*Exercise objective:*
Starting at the beginning of the material and ending with the line containing "page-number: 3: [530, 1335, 542, 1359]", write the lines out again with "bounding box" switched to "bbox" and nothing else changed.

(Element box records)
• • • • • • •

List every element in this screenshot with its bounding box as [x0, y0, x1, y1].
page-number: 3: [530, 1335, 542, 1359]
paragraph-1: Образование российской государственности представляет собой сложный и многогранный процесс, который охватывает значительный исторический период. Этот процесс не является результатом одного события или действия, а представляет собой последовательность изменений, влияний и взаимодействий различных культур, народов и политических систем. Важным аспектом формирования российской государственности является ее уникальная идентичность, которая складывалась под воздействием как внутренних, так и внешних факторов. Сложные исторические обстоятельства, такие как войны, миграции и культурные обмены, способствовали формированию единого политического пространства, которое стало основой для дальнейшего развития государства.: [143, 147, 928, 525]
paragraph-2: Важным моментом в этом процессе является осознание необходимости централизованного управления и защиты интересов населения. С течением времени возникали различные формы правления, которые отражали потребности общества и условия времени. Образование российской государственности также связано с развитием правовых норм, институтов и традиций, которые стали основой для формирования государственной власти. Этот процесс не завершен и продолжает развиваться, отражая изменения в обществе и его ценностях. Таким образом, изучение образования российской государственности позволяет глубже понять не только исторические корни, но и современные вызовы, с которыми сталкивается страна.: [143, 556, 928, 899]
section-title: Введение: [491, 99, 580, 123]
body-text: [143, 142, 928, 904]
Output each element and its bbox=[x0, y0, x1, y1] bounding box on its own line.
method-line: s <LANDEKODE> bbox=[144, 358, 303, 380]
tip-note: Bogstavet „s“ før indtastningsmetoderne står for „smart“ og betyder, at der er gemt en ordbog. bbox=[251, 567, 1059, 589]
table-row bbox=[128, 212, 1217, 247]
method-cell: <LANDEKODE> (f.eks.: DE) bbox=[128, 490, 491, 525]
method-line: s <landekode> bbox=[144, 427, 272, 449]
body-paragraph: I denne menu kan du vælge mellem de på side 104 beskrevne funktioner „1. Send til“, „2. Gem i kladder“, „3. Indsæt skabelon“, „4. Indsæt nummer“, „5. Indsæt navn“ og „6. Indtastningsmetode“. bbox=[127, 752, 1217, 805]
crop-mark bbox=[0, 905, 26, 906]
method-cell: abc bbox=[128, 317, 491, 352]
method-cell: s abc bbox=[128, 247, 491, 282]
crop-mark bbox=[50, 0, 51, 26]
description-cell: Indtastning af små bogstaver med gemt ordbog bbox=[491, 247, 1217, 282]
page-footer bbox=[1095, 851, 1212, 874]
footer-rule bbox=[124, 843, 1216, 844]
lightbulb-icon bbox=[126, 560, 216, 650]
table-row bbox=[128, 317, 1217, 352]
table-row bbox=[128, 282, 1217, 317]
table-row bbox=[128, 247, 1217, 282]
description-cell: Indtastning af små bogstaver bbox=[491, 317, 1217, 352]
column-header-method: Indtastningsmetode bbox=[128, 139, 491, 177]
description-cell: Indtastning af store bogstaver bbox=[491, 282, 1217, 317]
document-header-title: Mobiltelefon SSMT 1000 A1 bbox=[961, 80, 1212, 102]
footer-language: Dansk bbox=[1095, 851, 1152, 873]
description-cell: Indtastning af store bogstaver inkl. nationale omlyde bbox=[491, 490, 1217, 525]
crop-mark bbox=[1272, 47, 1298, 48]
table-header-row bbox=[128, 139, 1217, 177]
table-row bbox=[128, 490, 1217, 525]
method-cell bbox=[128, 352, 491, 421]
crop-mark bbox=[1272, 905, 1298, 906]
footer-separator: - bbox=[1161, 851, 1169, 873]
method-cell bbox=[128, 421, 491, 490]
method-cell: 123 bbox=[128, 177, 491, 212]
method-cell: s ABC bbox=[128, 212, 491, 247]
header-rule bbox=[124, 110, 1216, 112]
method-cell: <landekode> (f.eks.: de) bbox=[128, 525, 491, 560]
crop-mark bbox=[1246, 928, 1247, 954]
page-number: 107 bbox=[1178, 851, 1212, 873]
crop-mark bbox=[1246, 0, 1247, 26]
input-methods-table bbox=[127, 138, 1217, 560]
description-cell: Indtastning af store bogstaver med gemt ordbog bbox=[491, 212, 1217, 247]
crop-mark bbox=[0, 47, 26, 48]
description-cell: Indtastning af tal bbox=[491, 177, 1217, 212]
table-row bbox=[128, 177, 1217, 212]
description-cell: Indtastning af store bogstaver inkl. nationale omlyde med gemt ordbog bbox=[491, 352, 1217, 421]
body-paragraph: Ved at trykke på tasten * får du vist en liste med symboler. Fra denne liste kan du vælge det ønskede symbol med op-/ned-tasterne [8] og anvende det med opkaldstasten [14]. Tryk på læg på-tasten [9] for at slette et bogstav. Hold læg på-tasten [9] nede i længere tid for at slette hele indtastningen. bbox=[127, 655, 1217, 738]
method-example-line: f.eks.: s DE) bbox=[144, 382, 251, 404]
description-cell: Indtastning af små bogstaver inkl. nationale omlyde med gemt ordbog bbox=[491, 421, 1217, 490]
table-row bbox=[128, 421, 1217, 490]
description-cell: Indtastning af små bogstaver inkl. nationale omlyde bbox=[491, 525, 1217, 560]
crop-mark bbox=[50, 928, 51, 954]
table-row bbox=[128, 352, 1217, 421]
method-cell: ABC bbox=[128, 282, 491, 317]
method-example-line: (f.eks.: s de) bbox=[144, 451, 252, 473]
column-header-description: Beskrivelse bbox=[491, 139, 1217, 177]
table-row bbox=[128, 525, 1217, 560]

• • • • • • •

*Exercise result:*
List every element in this screenshot with its bbox as [x0, y0, x1, y1].
page-number: 3: [530, 1335, 542, 1359]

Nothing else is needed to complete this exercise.